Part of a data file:

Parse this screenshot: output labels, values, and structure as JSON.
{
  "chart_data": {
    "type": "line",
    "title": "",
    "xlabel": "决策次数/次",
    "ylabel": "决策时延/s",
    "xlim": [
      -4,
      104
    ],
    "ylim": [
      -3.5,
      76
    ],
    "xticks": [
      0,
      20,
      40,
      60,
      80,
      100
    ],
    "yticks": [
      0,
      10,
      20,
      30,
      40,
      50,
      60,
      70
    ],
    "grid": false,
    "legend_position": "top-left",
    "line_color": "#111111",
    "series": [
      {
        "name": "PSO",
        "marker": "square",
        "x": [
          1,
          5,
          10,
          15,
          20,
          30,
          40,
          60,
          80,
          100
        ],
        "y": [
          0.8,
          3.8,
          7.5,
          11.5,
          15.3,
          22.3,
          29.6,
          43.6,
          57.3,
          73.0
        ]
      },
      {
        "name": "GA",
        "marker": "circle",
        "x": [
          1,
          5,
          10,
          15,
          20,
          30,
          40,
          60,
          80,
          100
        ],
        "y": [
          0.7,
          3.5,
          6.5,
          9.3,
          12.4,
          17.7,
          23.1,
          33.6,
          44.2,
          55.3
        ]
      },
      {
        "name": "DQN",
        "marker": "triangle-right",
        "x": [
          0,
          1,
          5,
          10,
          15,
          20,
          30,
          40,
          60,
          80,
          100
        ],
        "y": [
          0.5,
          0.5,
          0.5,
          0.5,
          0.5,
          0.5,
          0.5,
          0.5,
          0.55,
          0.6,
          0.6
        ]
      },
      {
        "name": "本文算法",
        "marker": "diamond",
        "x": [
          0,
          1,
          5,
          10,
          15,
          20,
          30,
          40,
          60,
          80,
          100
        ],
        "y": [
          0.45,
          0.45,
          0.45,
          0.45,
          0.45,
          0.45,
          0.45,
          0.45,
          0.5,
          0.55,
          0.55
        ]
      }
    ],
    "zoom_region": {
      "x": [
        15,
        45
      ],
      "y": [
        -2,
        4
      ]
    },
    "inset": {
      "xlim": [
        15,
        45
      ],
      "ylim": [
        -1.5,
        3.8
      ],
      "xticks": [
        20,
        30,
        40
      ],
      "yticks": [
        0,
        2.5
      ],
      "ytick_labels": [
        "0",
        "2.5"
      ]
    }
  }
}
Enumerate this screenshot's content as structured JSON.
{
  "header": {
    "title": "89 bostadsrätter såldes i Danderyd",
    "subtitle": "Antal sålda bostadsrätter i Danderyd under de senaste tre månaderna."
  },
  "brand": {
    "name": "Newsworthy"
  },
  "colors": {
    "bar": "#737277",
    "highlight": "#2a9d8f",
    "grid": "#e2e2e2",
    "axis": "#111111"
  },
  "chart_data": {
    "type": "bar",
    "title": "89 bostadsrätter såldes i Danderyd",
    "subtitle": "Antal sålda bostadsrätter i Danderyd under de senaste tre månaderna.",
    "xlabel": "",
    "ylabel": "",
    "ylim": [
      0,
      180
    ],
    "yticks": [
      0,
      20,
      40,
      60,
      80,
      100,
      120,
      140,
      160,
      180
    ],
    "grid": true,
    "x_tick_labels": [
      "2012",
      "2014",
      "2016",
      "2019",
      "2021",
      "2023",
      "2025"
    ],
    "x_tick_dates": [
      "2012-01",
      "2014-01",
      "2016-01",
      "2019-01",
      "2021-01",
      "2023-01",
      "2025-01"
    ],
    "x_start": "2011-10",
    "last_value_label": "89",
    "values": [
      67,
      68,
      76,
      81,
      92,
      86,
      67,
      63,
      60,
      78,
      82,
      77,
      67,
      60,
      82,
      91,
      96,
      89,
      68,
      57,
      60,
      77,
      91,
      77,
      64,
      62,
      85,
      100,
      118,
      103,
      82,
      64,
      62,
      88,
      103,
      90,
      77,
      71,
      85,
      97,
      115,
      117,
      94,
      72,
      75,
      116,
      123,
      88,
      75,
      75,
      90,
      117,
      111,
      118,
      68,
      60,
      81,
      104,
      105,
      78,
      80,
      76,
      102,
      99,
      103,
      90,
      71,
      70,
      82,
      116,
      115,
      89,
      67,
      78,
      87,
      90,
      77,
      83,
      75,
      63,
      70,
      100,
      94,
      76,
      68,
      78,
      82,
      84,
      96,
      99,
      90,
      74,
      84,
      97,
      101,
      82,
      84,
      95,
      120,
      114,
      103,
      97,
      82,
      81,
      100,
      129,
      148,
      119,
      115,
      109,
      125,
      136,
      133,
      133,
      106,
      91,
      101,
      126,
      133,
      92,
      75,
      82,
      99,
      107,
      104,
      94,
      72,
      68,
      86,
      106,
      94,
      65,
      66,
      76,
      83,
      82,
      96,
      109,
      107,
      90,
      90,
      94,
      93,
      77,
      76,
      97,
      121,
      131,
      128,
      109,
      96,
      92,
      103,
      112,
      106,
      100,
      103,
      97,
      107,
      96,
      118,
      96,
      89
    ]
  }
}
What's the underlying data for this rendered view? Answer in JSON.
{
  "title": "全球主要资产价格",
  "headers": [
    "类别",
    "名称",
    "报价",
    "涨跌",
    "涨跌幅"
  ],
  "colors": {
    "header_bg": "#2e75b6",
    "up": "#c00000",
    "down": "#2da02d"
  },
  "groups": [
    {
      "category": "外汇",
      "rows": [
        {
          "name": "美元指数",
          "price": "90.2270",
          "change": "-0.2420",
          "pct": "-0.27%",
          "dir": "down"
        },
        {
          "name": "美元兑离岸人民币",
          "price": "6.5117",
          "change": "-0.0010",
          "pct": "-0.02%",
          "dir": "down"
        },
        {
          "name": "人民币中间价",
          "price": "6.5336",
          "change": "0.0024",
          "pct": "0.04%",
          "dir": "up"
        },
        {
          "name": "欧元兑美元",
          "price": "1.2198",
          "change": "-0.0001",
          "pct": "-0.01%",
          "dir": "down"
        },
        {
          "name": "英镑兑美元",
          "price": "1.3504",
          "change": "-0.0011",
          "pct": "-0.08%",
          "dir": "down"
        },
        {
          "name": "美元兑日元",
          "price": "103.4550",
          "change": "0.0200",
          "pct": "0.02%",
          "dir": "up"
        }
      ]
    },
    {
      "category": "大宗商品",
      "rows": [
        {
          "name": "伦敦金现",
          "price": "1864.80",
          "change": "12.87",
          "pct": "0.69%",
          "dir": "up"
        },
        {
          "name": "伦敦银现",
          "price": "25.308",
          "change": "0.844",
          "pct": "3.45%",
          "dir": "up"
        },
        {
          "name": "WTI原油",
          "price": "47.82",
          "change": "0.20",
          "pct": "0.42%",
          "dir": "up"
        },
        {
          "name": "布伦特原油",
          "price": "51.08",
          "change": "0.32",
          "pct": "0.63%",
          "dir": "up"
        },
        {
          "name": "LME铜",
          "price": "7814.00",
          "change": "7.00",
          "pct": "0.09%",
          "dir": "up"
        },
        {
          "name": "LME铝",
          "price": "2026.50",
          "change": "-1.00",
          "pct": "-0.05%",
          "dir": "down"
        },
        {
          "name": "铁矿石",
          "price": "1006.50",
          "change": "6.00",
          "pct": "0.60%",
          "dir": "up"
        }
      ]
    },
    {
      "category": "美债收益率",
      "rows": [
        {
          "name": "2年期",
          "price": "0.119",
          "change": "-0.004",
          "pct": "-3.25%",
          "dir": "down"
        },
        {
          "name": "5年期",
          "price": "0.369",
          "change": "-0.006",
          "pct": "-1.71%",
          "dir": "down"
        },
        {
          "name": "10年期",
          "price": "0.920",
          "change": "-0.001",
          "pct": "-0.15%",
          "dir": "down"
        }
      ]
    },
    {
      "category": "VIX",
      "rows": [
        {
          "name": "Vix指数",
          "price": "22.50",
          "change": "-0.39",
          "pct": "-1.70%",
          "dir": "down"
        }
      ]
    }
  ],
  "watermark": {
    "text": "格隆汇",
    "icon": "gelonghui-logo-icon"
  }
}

** WORK TO BE COMPLETED **
Count the lines in the entries above that include the string "subtitle", then give only that figure.

** RESPONSE FOR THIS EXERCISE **
2